→ EXERCISE REQUIREMENTS:
Go through the listing below and gather every line with the word "tahun".

___ RECORD EXCERPTS ___

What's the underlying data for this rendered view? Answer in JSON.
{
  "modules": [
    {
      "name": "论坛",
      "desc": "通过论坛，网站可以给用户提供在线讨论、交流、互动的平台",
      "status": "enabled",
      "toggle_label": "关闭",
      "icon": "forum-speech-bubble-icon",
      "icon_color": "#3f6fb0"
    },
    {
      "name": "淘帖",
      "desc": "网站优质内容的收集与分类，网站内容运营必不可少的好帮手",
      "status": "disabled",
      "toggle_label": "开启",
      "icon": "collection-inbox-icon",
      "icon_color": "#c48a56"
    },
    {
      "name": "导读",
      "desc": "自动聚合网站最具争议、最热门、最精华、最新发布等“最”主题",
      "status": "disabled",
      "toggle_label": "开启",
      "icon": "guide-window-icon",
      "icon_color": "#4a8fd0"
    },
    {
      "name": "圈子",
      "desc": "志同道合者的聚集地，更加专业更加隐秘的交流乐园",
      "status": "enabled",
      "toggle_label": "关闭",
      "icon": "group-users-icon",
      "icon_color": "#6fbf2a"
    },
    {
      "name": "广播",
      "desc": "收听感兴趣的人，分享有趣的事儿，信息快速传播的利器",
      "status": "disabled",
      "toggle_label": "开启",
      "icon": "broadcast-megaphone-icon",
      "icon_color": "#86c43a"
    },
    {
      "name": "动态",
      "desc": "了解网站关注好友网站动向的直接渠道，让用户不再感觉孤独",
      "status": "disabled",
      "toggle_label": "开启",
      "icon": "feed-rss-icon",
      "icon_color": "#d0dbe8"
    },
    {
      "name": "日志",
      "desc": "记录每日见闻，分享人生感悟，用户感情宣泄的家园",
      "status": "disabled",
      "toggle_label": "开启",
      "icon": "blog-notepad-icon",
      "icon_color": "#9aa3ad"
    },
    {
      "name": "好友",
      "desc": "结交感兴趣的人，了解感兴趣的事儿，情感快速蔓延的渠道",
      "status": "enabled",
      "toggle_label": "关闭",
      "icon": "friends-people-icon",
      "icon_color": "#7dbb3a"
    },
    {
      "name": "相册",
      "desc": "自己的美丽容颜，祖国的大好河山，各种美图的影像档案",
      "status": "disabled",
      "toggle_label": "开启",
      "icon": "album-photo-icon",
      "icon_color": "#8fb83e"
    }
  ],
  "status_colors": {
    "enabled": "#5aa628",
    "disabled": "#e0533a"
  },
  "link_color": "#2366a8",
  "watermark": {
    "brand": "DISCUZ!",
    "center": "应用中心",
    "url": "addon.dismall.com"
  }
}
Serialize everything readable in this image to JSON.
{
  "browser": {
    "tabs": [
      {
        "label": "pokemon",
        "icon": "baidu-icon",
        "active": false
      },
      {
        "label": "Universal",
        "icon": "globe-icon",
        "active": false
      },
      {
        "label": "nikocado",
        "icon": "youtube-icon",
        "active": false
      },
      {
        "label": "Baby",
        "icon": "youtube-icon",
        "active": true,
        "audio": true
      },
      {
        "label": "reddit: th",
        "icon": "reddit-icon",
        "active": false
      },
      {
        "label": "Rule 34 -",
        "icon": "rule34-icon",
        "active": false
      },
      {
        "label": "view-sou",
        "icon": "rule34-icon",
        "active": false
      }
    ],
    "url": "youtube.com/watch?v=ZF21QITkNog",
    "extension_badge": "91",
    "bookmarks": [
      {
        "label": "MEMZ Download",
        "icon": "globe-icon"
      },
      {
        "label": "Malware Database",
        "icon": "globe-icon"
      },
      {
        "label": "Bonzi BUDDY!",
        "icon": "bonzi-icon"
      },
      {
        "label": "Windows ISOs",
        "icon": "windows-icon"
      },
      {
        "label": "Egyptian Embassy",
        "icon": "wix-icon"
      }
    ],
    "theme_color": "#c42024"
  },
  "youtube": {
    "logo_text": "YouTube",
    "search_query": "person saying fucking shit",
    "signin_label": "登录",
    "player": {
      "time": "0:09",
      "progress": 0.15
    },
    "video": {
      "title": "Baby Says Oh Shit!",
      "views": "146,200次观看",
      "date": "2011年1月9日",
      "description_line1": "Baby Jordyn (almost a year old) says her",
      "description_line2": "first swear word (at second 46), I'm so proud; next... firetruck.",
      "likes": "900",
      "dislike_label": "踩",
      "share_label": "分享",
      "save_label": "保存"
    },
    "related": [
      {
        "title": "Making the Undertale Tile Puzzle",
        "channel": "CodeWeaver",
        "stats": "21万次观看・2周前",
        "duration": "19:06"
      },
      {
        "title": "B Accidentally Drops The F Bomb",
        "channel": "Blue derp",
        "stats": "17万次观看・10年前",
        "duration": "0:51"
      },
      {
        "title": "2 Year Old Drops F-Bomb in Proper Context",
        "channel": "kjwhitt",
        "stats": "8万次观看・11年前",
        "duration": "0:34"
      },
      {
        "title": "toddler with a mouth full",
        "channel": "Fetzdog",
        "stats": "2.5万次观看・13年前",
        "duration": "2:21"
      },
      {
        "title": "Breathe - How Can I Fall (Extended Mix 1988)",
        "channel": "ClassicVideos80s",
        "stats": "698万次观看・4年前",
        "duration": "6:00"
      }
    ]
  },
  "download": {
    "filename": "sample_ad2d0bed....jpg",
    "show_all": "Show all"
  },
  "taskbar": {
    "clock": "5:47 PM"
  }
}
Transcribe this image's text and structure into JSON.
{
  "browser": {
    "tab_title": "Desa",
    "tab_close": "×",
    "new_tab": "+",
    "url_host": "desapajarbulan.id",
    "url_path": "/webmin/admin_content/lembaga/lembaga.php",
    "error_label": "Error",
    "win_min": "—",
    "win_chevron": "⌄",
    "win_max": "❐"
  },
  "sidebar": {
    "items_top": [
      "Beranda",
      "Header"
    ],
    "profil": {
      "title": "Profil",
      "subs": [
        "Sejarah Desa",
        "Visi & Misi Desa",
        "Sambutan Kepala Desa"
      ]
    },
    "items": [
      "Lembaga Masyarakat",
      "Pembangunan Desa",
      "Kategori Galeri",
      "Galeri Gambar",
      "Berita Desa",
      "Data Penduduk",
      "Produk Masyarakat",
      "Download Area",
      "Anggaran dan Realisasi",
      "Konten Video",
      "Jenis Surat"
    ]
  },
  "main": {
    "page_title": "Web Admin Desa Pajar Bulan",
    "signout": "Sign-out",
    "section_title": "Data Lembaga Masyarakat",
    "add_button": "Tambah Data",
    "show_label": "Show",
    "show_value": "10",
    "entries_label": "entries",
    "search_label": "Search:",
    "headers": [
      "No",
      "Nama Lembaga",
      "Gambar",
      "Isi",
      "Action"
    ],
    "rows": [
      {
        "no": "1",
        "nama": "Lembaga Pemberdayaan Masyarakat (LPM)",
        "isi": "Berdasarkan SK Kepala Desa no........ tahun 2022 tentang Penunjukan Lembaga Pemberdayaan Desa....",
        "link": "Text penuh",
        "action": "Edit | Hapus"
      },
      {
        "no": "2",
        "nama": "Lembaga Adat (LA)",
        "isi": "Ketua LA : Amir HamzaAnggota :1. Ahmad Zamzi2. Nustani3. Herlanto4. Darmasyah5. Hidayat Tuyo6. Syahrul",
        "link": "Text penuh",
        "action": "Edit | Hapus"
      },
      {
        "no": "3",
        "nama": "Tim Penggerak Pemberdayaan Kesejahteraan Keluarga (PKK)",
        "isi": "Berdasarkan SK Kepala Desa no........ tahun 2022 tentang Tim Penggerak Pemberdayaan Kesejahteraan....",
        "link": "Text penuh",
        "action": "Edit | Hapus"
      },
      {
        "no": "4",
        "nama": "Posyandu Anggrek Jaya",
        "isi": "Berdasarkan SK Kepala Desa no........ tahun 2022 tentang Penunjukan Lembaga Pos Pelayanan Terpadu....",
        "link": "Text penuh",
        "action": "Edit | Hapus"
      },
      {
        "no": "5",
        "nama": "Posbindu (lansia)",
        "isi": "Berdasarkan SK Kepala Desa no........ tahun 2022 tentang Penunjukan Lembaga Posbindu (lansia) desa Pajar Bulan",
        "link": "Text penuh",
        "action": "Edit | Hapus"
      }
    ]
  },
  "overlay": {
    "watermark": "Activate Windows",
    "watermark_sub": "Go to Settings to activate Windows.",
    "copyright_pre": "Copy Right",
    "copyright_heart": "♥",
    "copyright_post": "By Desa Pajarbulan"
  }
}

___

→ OUTPUT OF THE EXERCISE:
        "isi": "Berdasarkan SK Kepala Desa no........ tahun 2022 tentang Penunjukan Lembaga Pemberdayaan Desa....",
        "isi": "Berdasarkan SK Kepala Desa no........ tahun 2022 tentang Tim Penggerak Pemberdayaan Kesejahteraan....",
        "isi": "Berdasarkan SK Kepala Desa no........ tahun 2022 tentang Penunjukan Lembaga Pos Pelayanan Terpadu....",
        "isi": "Berdasarkan SK Kepala Desa no........ tahun 2022 tentang Penunjukan Lembaga Posbindu (lansia) desa Pajar Bulan",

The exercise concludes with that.